## THE TASK
Pull every line with the word "Arsene" out of the entries below.
-- Start --
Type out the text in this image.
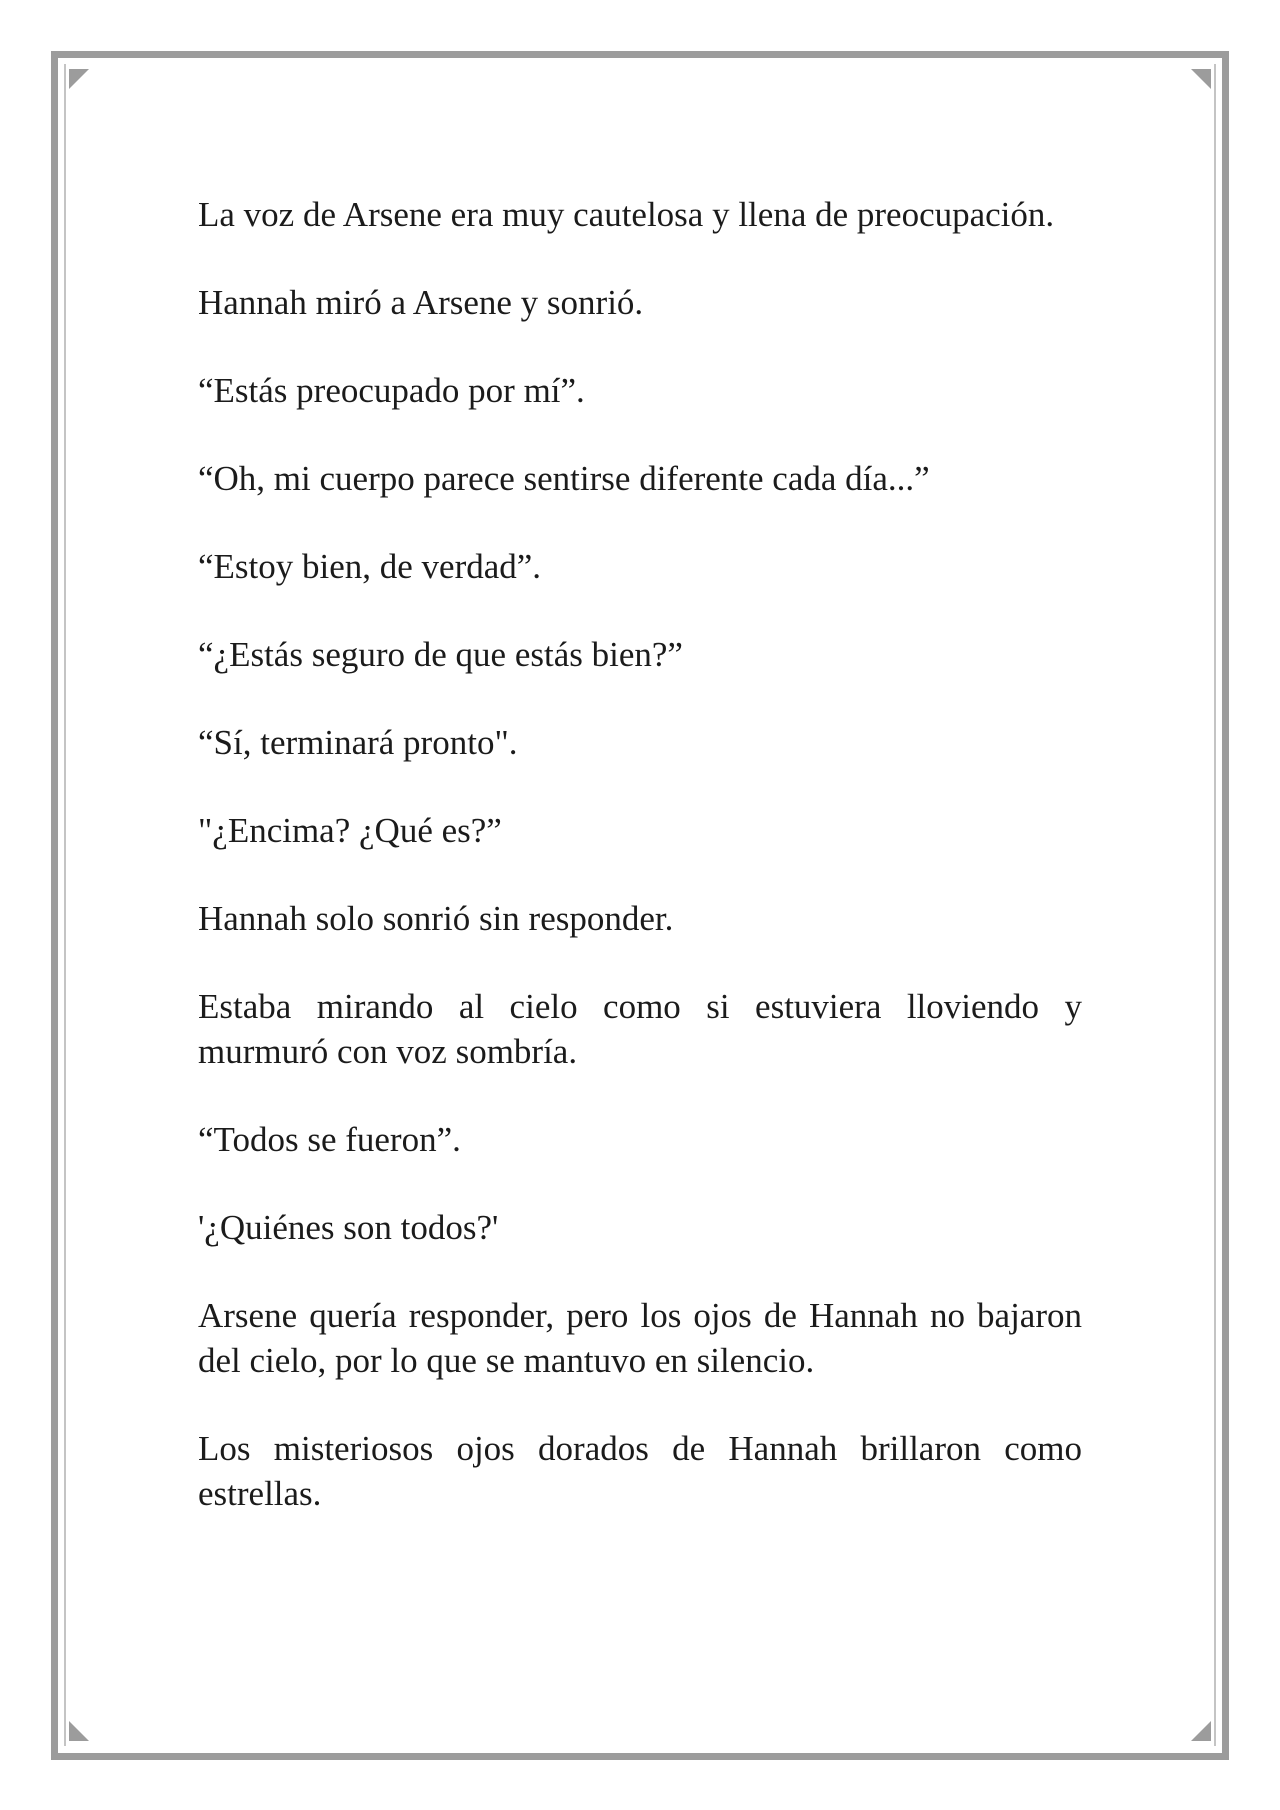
La voz de Arsene era muy cautelosa y llena de preocupación.

Hannah miró a Arsene y sonrió.

“Estás preocupado por mí”.

“Oh, mi cuerpo parece sentirse diferente cada día...”

“Estoy bien, de verdad”.

“¿Estás seguro de que estás bien?”

“Sí, terminará pronto".

"¿Encima? ¿Qué es?”

Hannah solo sonrió sin responder.

Estaba mirando al cielo como si estuviera lloviendo y murmuró con voz sombría.

“Todos se fueron”.

'¿Quiénes son todos?'

Arsene quería responder, pero los ojos de Hannah no bajaron del cielo, por lo que se mantuvo en silencio.

Los misteriosos ojos dorados de Hannah brillaron como estrellas.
-- End --
## TASK OUTPUT
La voz de Arsene era muy cautelosa y llena de preocupación.
Hannah miró a Arsene y sonrió.
Arsene quería responder, pero los ojos de Hannah no bajaron del cielo, por lo que se mantuvo en silencio.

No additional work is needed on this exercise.